* WHAT TO WORK ON:
Pull each line holding the word "transformação" from the data.

[BEGIN TASK DATA]

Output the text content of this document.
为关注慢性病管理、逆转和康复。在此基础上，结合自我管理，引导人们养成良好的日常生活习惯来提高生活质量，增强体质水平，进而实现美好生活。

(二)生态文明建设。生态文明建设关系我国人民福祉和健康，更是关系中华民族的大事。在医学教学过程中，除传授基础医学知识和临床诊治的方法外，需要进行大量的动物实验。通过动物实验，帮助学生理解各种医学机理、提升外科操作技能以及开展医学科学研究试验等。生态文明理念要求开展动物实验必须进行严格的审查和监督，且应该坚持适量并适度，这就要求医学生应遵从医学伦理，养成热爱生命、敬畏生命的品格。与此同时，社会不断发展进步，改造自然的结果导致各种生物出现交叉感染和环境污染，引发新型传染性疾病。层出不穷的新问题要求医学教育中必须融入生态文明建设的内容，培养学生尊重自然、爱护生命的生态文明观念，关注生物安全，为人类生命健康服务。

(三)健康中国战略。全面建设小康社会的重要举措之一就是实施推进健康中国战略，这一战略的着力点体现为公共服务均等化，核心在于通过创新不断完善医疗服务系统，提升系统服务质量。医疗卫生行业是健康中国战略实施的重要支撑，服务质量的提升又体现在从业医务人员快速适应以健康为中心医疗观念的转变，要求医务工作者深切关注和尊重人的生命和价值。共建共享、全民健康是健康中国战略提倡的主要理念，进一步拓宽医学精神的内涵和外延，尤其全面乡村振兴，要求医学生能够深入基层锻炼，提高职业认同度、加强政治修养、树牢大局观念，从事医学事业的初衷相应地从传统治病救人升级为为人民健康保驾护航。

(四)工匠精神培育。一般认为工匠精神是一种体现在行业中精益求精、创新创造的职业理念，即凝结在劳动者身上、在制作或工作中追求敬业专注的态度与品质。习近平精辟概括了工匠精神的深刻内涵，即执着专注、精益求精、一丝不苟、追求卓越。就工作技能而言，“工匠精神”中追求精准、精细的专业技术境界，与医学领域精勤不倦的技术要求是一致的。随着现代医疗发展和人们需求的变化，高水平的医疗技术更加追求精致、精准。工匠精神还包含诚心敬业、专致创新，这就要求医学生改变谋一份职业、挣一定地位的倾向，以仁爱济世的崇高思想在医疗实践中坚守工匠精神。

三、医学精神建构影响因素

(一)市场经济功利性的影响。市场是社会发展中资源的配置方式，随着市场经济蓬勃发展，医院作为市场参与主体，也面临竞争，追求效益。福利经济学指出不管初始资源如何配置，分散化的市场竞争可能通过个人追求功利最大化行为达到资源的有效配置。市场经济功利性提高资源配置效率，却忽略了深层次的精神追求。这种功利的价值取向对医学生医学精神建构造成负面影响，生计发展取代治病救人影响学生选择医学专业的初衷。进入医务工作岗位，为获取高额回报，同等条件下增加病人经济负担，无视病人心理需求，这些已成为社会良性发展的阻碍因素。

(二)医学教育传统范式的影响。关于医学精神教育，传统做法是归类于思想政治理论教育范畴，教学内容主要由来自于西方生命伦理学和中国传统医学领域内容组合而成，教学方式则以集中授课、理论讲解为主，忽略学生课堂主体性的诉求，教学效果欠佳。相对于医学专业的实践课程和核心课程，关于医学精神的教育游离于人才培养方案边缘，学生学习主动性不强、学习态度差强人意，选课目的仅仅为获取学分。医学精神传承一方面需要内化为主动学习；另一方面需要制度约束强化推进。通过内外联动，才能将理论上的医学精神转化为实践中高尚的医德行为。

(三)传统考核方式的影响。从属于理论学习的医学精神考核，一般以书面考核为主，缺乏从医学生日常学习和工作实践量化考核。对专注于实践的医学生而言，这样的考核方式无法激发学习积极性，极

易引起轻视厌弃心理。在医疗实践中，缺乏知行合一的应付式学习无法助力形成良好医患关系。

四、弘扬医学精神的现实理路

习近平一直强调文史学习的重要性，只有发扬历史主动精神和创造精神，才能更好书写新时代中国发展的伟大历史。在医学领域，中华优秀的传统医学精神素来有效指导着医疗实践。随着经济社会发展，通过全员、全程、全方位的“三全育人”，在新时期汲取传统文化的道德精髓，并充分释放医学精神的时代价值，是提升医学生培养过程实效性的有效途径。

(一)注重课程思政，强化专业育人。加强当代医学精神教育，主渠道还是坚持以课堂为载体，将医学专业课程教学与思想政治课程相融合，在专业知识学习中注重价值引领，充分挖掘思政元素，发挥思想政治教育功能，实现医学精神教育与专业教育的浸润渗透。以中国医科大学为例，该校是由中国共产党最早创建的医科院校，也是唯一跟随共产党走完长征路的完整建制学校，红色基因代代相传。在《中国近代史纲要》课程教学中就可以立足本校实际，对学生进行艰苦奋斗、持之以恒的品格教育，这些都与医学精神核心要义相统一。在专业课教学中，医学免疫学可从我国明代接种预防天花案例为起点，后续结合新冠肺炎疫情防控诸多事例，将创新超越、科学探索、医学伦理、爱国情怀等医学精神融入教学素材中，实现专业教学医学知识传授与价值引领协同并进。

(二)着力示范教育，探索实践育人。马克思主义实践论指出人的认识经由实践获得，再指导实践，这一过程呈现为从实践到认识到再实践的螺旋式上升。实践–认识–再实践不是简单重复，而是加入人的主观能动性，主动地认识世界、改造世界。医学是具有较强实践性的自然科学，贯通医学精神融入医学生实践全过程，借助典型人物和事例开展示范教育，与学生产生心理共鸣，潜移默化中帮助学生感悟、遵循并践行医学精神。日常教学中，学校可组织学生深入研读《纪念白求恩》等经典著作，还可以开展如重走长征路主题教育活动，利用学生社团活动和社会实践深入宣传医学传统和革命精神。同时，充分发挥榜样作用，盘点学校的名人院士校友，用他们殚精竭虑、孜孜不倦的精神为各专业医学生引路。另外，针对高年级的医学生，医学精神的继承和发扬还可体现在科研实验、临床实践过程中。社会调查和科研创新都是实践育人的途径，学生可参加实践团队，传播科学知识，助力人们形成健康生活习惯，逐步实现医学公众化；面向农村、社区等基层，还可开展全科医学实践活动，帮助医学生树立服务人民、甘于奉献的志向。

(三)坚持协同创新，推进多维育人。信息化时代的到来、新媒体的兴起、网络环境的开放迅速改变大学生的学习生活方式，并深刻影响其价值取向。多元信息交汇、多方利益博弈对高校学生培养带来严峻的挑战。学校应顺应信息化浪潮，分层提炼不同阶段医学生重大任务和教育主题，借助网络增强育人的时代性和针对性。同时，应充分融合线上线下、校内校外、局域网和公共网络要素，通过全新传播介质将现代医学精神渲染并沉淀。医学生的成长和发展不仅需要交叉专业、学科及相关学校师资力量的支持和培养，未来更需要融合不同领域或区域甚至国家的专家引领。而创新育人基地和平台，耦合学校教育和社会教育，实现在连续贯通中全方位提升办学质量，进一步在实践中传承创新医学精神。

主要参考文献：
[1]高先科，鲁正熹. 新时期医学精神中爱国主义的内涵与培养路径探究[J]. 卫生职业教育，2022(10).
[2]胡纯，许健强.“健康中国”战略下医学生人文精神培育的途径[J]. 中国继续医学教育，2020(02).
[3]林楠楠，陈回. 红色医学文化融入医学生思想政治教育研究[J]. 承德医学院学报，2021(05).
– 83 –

[END TASK DATA]
[BEGIN TASK DATA]

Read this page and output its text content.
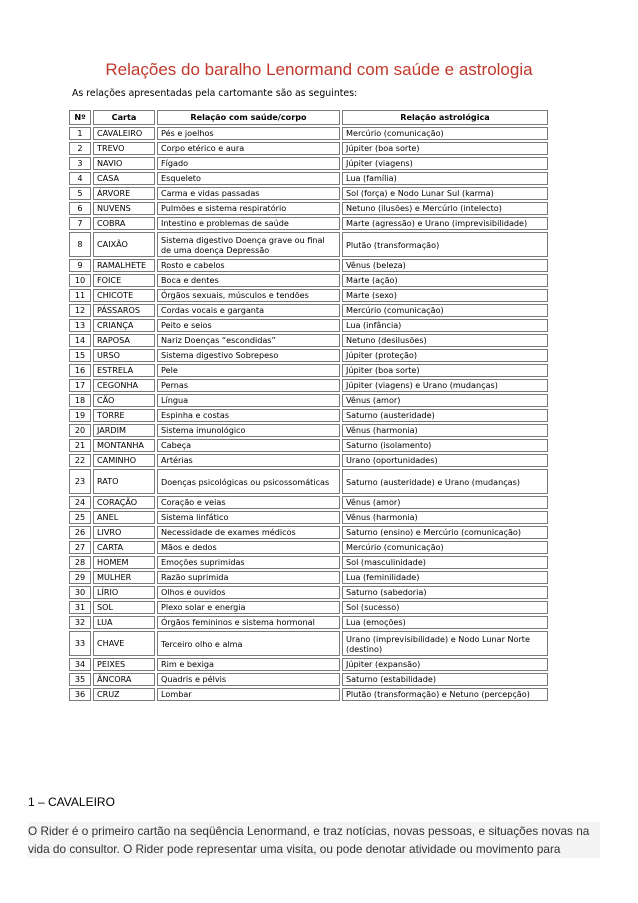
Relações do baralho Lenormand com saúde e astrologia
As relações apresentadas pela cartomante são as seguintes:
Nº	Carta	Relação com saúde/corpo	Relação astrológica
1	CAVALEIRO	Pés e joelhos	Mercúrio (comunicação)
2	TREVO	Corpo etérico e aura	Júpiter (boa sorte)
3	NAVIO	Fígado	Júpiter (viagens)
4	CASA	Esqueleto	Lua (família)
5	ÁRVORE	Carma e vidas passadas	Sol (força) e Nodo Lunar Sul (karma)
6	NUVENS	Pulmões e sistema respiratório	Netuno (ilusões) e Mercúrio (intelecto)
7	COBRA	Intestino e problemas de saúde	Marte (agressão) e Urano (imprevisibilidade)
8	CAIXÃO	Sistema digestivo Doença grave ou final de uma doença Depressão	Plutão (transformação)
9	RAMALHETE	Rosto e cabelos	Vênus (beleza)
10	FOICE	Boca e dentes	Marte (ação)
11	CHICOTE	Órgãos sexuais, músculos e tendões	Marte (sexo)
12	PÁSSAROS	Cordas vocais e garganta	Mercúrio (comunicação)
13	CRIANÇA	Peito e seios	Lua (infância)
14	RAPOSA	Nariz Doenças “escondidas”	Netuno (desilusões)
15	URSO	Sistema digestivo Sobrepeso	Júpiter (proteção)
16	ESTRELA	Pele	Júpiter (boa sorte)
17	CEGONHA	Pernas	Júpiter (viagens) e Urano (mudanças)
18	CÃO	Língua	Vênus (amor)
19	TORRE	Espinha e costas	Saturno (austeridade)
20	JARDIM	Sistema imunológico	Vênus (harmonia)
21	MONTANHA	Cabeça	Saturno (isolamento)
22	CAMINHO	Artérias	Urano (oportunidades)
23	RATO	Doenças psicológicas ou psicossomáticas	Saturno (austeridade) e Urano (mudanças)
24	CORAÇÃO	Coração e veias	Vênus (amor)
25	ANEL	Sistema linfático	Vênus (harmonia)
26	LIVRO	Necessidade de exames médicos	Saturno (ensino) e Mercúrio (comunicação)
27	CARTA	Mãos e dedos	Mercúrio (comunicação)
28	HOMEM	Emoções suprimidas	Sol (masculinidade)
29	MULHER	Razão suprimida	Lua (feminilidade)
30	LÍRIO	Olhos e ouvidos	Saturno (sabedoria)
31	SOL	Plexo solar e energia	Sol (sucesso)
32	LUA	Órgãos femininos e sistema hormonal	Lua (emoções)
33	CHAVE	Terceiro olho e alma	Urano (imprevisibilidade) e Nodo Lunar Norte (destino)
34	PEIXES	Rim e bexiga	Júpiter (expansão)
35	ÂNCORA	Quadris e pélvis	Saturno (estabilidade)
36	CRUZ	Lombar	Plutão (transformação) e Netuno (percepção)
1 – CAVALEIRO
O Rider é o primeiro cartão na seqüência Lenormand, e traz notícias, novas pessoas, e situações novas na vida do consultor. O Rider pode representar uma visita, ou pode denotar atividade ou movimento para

[END TASK DATA]

* SOLUTION TO THIS EXERCISE:
8	CAIXÃO	Sistema digestivo Doença grave ou final de uma doença Depressão	Plutão (transformação)
36	CRUZ	Lombar	Plutão (transformação) e Netuno (percepção)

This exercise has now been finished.